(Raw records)
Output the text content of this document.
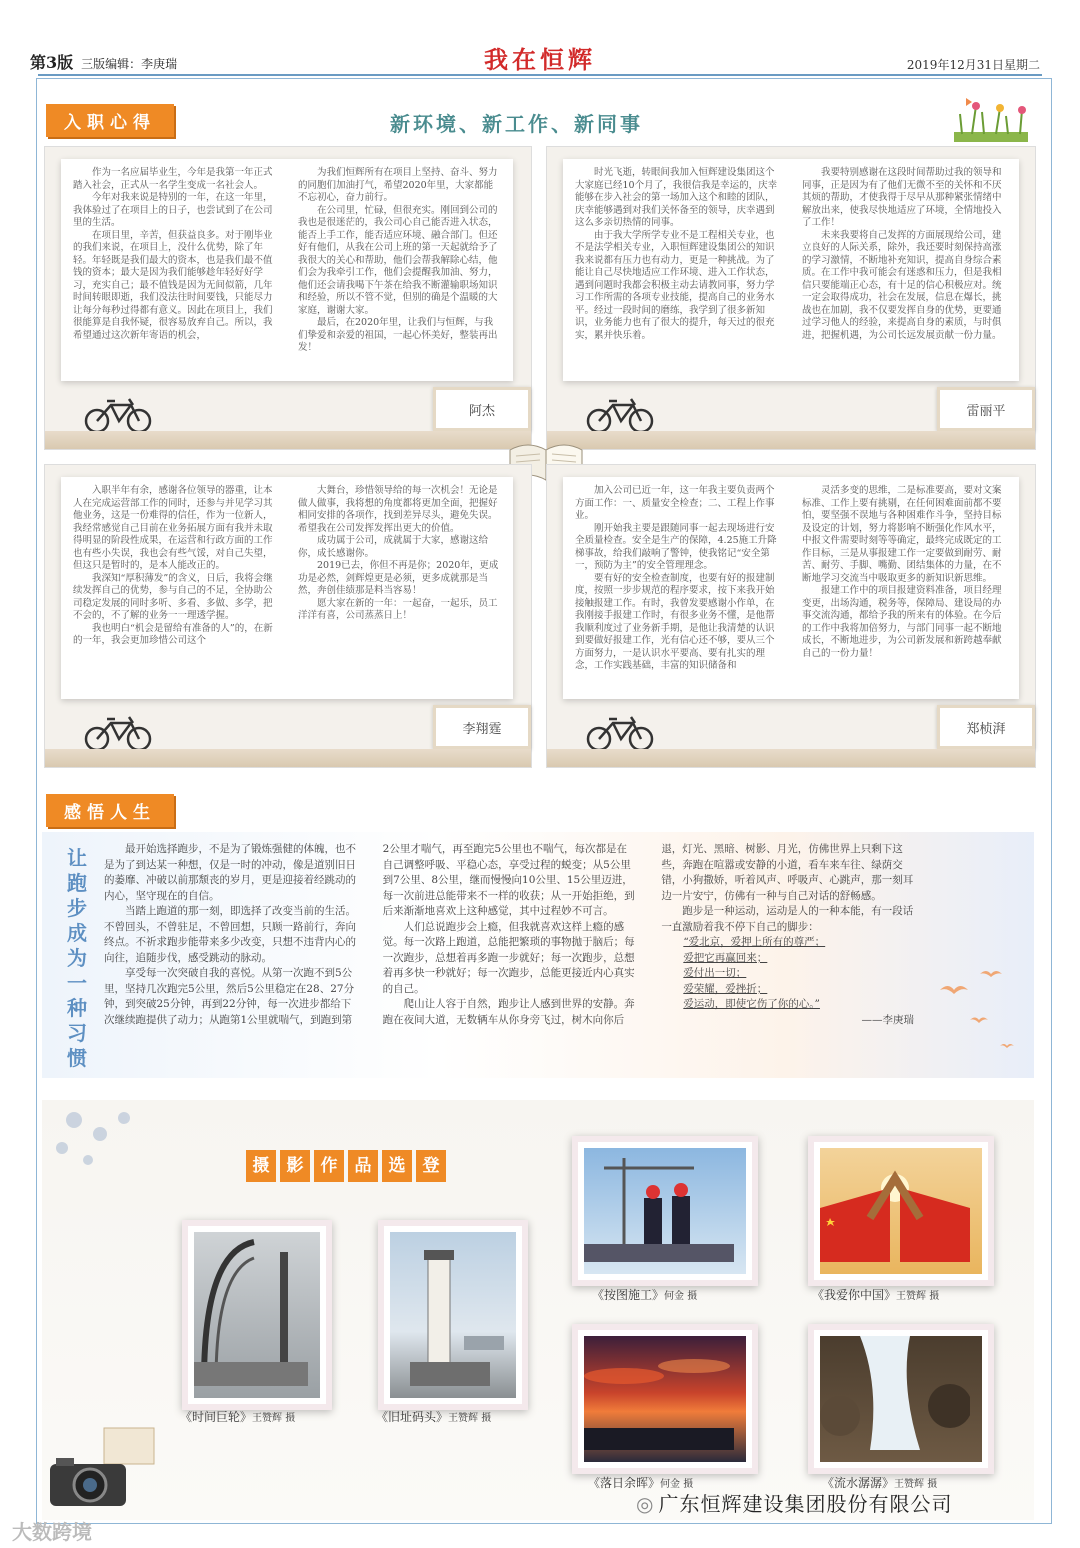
第3版 三版编辑：李庚瑞	我在恒辉	2019年12月31日星期二
入职心得	新环境、新工作、新同事

作为一名应届毕业生，今年是我第一年正式踏入社会，正式从一名学生变成一名社会人。

今年对我来说是特别的一年，在这一年里，我体验过了在项目上的日子，也尝试到了在公司里的生活。

在项目里，辛苦，但获益良多。对于刚毕业的我们来说，在项目上，没什么优势，除了年轻。年轻既是我们最大的资本，也是我们最不值钱的资本；最大是因为我们能够趁年轻好好学习，充实自己；最不值钱是因为无间似箭，几年时间转眼即逝，我们没法往时间要钱，只能尽力让每分每秒过得都有意义。因此在项目上，我们很能算是自我怀疑，很容易放弃自己。所以，我希望通过这次新年寄语的机会，

为我们恒辉所有在项目上坚持、奋斗、努力的同胞们加油打气，希望2020年里，大家都能不忘初心，奋力前行。

在公司里，忙碌，但很充实。刚回到公司的我也是很迷茫的，我公司心自己能否进入状态，能否上手工作，能否适应环境、融合部门。但还好有他们，从我在公司上班的第一天起就给予了我很大的关心和帮助，他们会帮我解除心结，他们会为我牵引工作，他们会提醒我加油、努力，他们还会请我喝下午茶在给我不断灌输职场知识和经验，所以不管不觉，但别的确是个温暖的大家庭，谢谢大家。

最后，在2020年里，让我们与恒辉，与我们挚爱和亲爱的祖国，一起心怀美好，整装再出发！

阿杰

时光飞逝，转眼间我加入恒辉建设集团这个大家庭已经10个月了，我很信我是幸运的，庆幸能够在步入社会的第一场加入这个和睦的团队，庆幸能够遇到对我们关怀备至的领导，庆幸遇到这么多亲切热情的同事。

由于我大学所学专业不是工程相关专业，也不是法学相关专业，入职恒辉建设集团公的知识我来说都有压力也有动力，更是一种挑战。为了能让自己尽快地适应工作环境、进入工作状态，遇到问题时我都会积极主动去请教同事，努力学习工作所需的各项专业技能，提高自己的业务水平。经过一段时间的磨练，我学到了很多新知识，业务能力也有了很大的提升，每天过的很充实，累并快乐着。

我要特别感谢在这段时间帮助过我的领导和同事，正是因为有了他们无微不至的关怀和不厌其烦的帮助，才使我得于尽早从那种紧张情绪中解放出来，使我尽快地适应了环境，全情地投入了工作！

未来我要将自己发挥的方面展现给公司，建立良好的人际关系，除外，我还要时刻保持高涨的学习激情，不断地补充知识，提高自身综合素质。在工作中我可能会有迷惑和压力，但是我相信只要能端正心态，有十足的信心积极应对。统一定会取得成功，社会在发展，信息在爆长，挑战也在加剧，我不仅要发挥自身的优势，更要通过学习他人的经验，来提高自身的素质，与时俱进，把握机遇，为公司长远发展贡献一份力量。

雷丽平

入职半年有余，感谢各位领导的器重，让本人在完成运营部工作的同时，还参与并见学习其他业务，这是一份难得的信任，作为一位新人，我经常感觉自己目前在业务拓展方面有我并未取得明显的阶段性成果，在运营和行政方面的工作也有些小失误，我也会有些气馁，对自己失望，但这只是暂时的，是本人能改正的。

我深知“厚积薄发”的含义，日后，我将会继续发挥自己的优势，参与自己的不足，全协助公司稳定发展的同时多听、多看、多做、多学，把不会的，不了解的业务一一理透学握。

我也明白“机会是留给有准备的人”的，在新的一年，我会更加珍惜公司这个

大舞台，珍惜领导给的每一次机会！无论是做人做事，我将想的角度都将更加全面，把握好相同安排的各项作，找到差异尽头，避免失误。希望我在公司发挥发挥出更大的价值。

成功属于公司，成就属于大家，感谢这给你，成长感谢你。

2019已去，你但不再是你；2020年，更成功是必然，剑辉煌更是必须，更多成就那是当然，奔创佳绩那是料当容易！

愿大家在新的一年：一起奋，一起乐，员工洋洋有喜，公司蒸蒸日上！

李翔霆

加入公司已近一年，这一年我主要负责两个方面工作：一、质量安全检查；二、工程上作事业。

刚开始我主要是跟随同事一起去现场进行安全质量检查。安全是生产的保障，4.25施工升降梯事故，给我们敲响了警钟，使我铭记“安全第一，预防为主”的安全管理理念。

要有好的安全检查制度，也要有好的报建制度，按照一步步规范的程序要求，按下来我开始接触报建工作。有时，我曾发要感谢小作单，在我刚接手报建工作时，有很多业务不懂，是他帮我顺利度过了业务新手期，是他让我清楚的认识到要做好报建工作，光有信心还不够，要从三个方面努力，一是认识水平要高、要有扎实的理念，工作实践基础，丰富的知识储备和

灵活多变的思维，二是标准要高，要对文案标准、工作上要有挑剔，在任何困难面前都不要怕，要坚强不误地与各种困难作斗争，坚持目标及设定的计划，努力将影响不断强化作风水平，中报文件需要时刻等等确定，最终完成既定的工作目标，三是从事报建工作一定要做到耐劳、耐苦、耐劳、手脚、嘴勤、团结集体的力量，在不断地学习交流当中吸取更多的新知识新思维。

报建工作中的项目报建资料准备，项目经理变更，出场沟通，税务等，保障局、建设局的办事交流沟通，都给予我的所来有的体验。在今后的工作中我将加倍努力，与部门同事一起不断地成长，不断地进步，为公司新发展和新跨越奉献自己的一份力量！

郑桢湃
感悟人生
让跑步成为一种习惯

最开始选择跑步，不是为了锻炼强健的体魄，也不是为了到达某一种想，仅是一时的冲动，像是道别旧日的萎靡、冲破以前那颓丧的岁月，更是迎接着经跳动的内心，坚守现在的自信。

当踏上跑道的那一刻，即选择了改变当前的生活。不曾回头，不曾驻足，不曾回想，只顾一路前行，奔向终点。不祈求跑步能带来多少改变，只想不违背内心的向往，追随步伐，感受跳动的脉动。

享受每一次突破自我的喜悦。从第一次跑不到5公里，坚持几次跑完5公里，然后5公里稳定在28、27分钟，到突破25分钟，再到22分钟，每一次进步都给下次继续跑提供了动力；从跑第1公里就喘气，到跑到第2公里才喘气，再至跑完5公里也不喘气，每次都是在自己调整呼吸、平稳心态，享受过程的蜕变；从5公里到7公里、8公里，继而慢慢向10公里、15公里迈进，每一次前进总能带来不一样的收获；从一开始拒绝，到后来渐渐地喜欢上这种感觉，其中过程妙不可言。

人们总说跑步会上瘾，但我就喜欢这样上瘾的感觉。每一次路上跑道，总能把繁琐的事物抛于脑后；每一次跑步，总想着再多跑一步就好；每一次跑步，总想着再多快一秒就好；每一次跑步，总能更接近内心真实的自己。

爬山让人容于自然，跑步让人感到世界的安静。奔跑在夜间大道，无数辆车从你身旁飞过，树木向你后退，灯光、黑暗、树影、月光，仿佛世界上只剩下这些，奔跑在喧嚣或安静的小道，看车来车往、绿荫交错，小狗撒娇，听着风声、呼吸声、心跳声，那一刻耳边一片安宁，仿佛有一种与自己对话的舒畅感。

跑步是一种运动，运动是人的一种本能，有一段话一直激励着我不停下自己的脚步：

“爱北京，爱押上所有的尊严；

爱把它再赢回来；

爱付出一切；

爱荣耀，爱挫折；

爱运动，即使它伤了你的心。”

——李庚瑞

摄	影	作	品	选	登
《时间巨轮》王赞辉 摄	《旧址码头》王赞辉 摄
《按图施工》何金 摄	《我爱你中国》王赞辉 摄
《落日余晖》何金 摄	《流水潺潺》王赞辉 摄
◎ 广东恒辉建设集团股份有限公司
大数跨境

# EXERCISE AIM:
Ignore the images and quote every line of the listing exactly.

# RESPONSE TO THE TASK:
Output the text content of this document.
第3版 三版编辑：李庚瑞	我在恒辉	2019年12月31日星期二
入职心得	新环境、新工作、新同事

作为一名应届毕业生，今年是我第一年正式踏入社会，正式从一名学生变成一名社会人。

今年对我来说是特别的一年，在这一年里，我体验过了在项目上的日子，也尝试到了在公司里的生活。

在项目里，辛苦，但获益良多。对于刚毕业的我们来说，在项目上，没什么优势，除了年轻。年轻既是我们最大的资本，也是我们最不值钱的资本；最大是因为我们能够趁年轻好好学习，充实自己；最不值钱是因为无间似箭，几年时间转眼即逝，我们没法往时间要钱，只能尽力让每分每秒过得都有意义。因此在项目上，我们很能算是自我怀疑，很容易放弃自己。所以，我希望通过这次新年寄语的机会，

为我们恒辉所有在项目上坚持、奋斗、努力的同胞们加油打气，希望2020年里，大家都能不忘初心，奋力前行。

在公司里，忙碌，但很充实。刚回到公司的我也是很迷茫的，我公司心自己能否进入状态，能否上手工作，能否适应环境、融合部门。但还好有他们，从我在公司上班的第一天起就给予了我很大的关心和帮助，他们会帮我解除心结，他们会为我牵引工作，他们会提醒我加油、努力，他们还会请我喝下午茶在给我不断灌输职场知识和经验，所以不管不觉，但别的确是个温暖的大家庭，谢谢大家。

最后，在2020年里，让我们与恒辉，与我们挚爱和亲爱的祖国，一起心怀美好，整装再出发！

阿杰

时光飞逝，转眼间我加入恒辉建设集团这个大家庭已经10个月了，我很信我是幸运的，庆幸能够在步入社会的第一场加入这个和睦的团队，庆幸能够遇到对我们关怀备至的领导，庆幸遇到这么多亲切热情的同事。

由于我大学所学专业不是工程相关专业，也不是法学相关专业，入职恒辉建设集团公的知识我来说都有压力也有动力，更是一种挑战。为了能让自己尽快地适应工作环境、进入工作状态，遇到问题时我都会积极主动去请教同事，努力学习工作所需的各项专业技能，提高自己的业务水平。经过一段时间的磨练，我学到了很多新知识，业务能力也有了很大的提升，每天过的很充实，累并快乐着。

我要特别感谢在这段时间帮助过我的领导和同事，正是因为有了他们无微不至的关怀和不厌其烦的帮助，才使我得于尽早从那种紧张情绪中解放出来，使我尽快地适应了环境，全情地投入了工作！

未来我要将自己发挥的方面展现给公司，建立良好的人际关系，除外，我还要时刻保持高涨的学习激情，不断地补充知识，提高自身综合素质。在工作中我可能会有迷惑和压力，但是我相信只要能端正心态，有十足的信心积极应对。统一定会取得成功，社会在发展，信息在爆长，挑战也在加剧，我不仅要发挥自身的优势，更要通过学习他人的经验，来提高自身的素质，与时俱进，把握机遇，为公司长远发展贡献一份力量。

雷丽平

入职半年有余，感谢各位领导的器重，让本人在完成运营部工作的同时，还参与并见学习其他业务，这是一份难得的信任，作为一位新人，我经常感觉自己目前在业务拓展方面有我并未取得明显的阶段性成果，在运营和行政方面的工作也有些小失误，我也会有些气馁，对自己失望，但这只是暂时的，是本人能改正的。

我深知“厚积薄发”的含义，日后，我将会继续发挥自己的优势，参与自己的不足，全协助公司稳定发展的同时多听、多看、多做、多学，把不会的，不了解的业务一一理透学握。

我也明白“机会是留给有准备的人”的，在新的一年，我会更加珍惜公司这个

大舞台，珍惜领导给的每一次机会！无论是做人做事，我将想的角度都将更加全面，把握好相同安排的各项作，找到差异尽头，避免失误。希望我在公司发挥发挥出更大的价值。

成功属于公司，成就属于大家，感谢这给你，成长感谢你。

2019已去，你但不再是你；2020年，更成功是必然，剑辉煌更是必须，更多成就那是当然，奔创佳绩那是料当容易！

愿大家在新的一年：一起奋，一起乐，员工洋洋有喜，公司蒸蒸日上！

李翔霆

加入公司已近一年，这一年我主要负责两个方面工作：一、质量安全检查；二、工程上作事业。

刚开始我主要是跟随同事一起去现场进行安全质量检查。安全是生产的保障，4.25施工升降梯事故，给我们敲响了警钟，使我铭记“安全第一，预防为主”的安全管理理念。

要有好的安全检查制度，也要有好的报建制度，按照一步步规范的程序要求，按下来我开始接触报建工作。有时，我曾发要感谢小作单，在我刚接手报建工作时，有很多业务不懂，是他帮我顺利度过了业务新手期，是他让我清楚的认识到要做好报建工作，光有信心还不够，要从三个方面努力，一是认识水平要高、要有扎实的理念，工作实践基础，丰富的知识储备和

灵活多变的思维，二是标准要高，要对文案标准、工作上要有挑剔，在任何困难面前都不要怕，要坚强不误地与各种困难作斗争，坚持目标及设定的计划，努力将影响不断强化作风水平，中报文件需要时刻等等确定，最终完成既定的工作目标，三是从事报建工作一定要做到耐劳、耐苦、耐劳、手脚、嘴勤、团结集体的力量，在不断地学习交流当中吸取更多的新知识新思维。

报建工作中的项目报建资料准备，项目经理变更，出场沟通，税务等，保障局、建设局的办事交流沟通，都给予我的所来有的体验。在今后的工作中我将加倍努力，与部门同事一起不断地成长，不断地进步，为公司新发展和新跨越奉献自己的一份力量！

郑桢湃
感悟人生
让跑步成为一种习惯

最开始选择跑步，不是为了锻炼强健的体魄，也不是为了到达某一种想，仅是一时的冲动，像是道别旧日的萎靡、冲破以前那颓丧的岁月，更是迎接着经跳动的内心，坚守现在的自信。

当踏上跑道的那一刻，即选择了改变当前的生活。不曾回头，不曾驻足，不曾回想，只顾一路前行，奔向终点。不祈求跑步能带来多少改变，只想不违背内心的向往，追随步伐，感受跳动的脉动。

享受每一次突破自我的喜悦。从第一次跑不到5公里，坚持几次跑完5公里，然后5公里稳定在28、27分钟，到突破25分钟，再到22分钟，每一次进步都给下次继续跑提供了动力；从跑第1公里就喘气，到跑到第2公里才喘气，再至跑完5公里也不喘气，每次都是在自己调整呼吸、平稳心态，享受过程的蜕变；从5公里到7公里、8公里，继而慢慢向10公里、15公里迈进，每一次前进总能带来不一样的收获；从一开始拒绝，到后来渐渐地喜欢上这种感觉，其中过程妙不可言。

人们总说跑步会上瘾，但我就喜欢这样上瘾的感觉。每一次路上跑道，总能把繁琐的事物抛于脑后；每一次跑步，总想着再多跑一步就好；每一次跑步，总想着再多快一秒就好；每一次跑步，总能更接近内心真实的自己。

爬山让人容于自然，跑步让人感到世界的安静。奔跑在夜间大道，无数辆车从你身旁飞过，树木向你后退，灯光、黑暗、树影、月光，仿佛世界上只剩下这些，奔跑在喧嚣或安静的小道，看车来车往、绿荫交错，小狗撒娇，听着风声、呼吸声、心跳声，那一刻耳边一片安宁，仿佛有一种与自己对话的舒畅感。

跑步是一种运动，运动是人的一种本能，有一段话一直激励着我不停下自己的脚步：

“爱北京，爱押上所有的尊严；

爱把它再赢回来；

爱付出一切；

爱荣耀，爱挫折；

爱运动，即使它伤了你的心。”

——李庚瑞

摄	影	作	品	选	登
《时间巨轮》王赞辉 摄	《旧址码头》王赞辉 摄
《按图施工》何金 摄	《我爱你中国》王赞辉 摄
《落日余晖》何金 摄	《流水潺潺》王赞辉 摄
◎ 广东恒辉建设集团股份有限公司
大数跨境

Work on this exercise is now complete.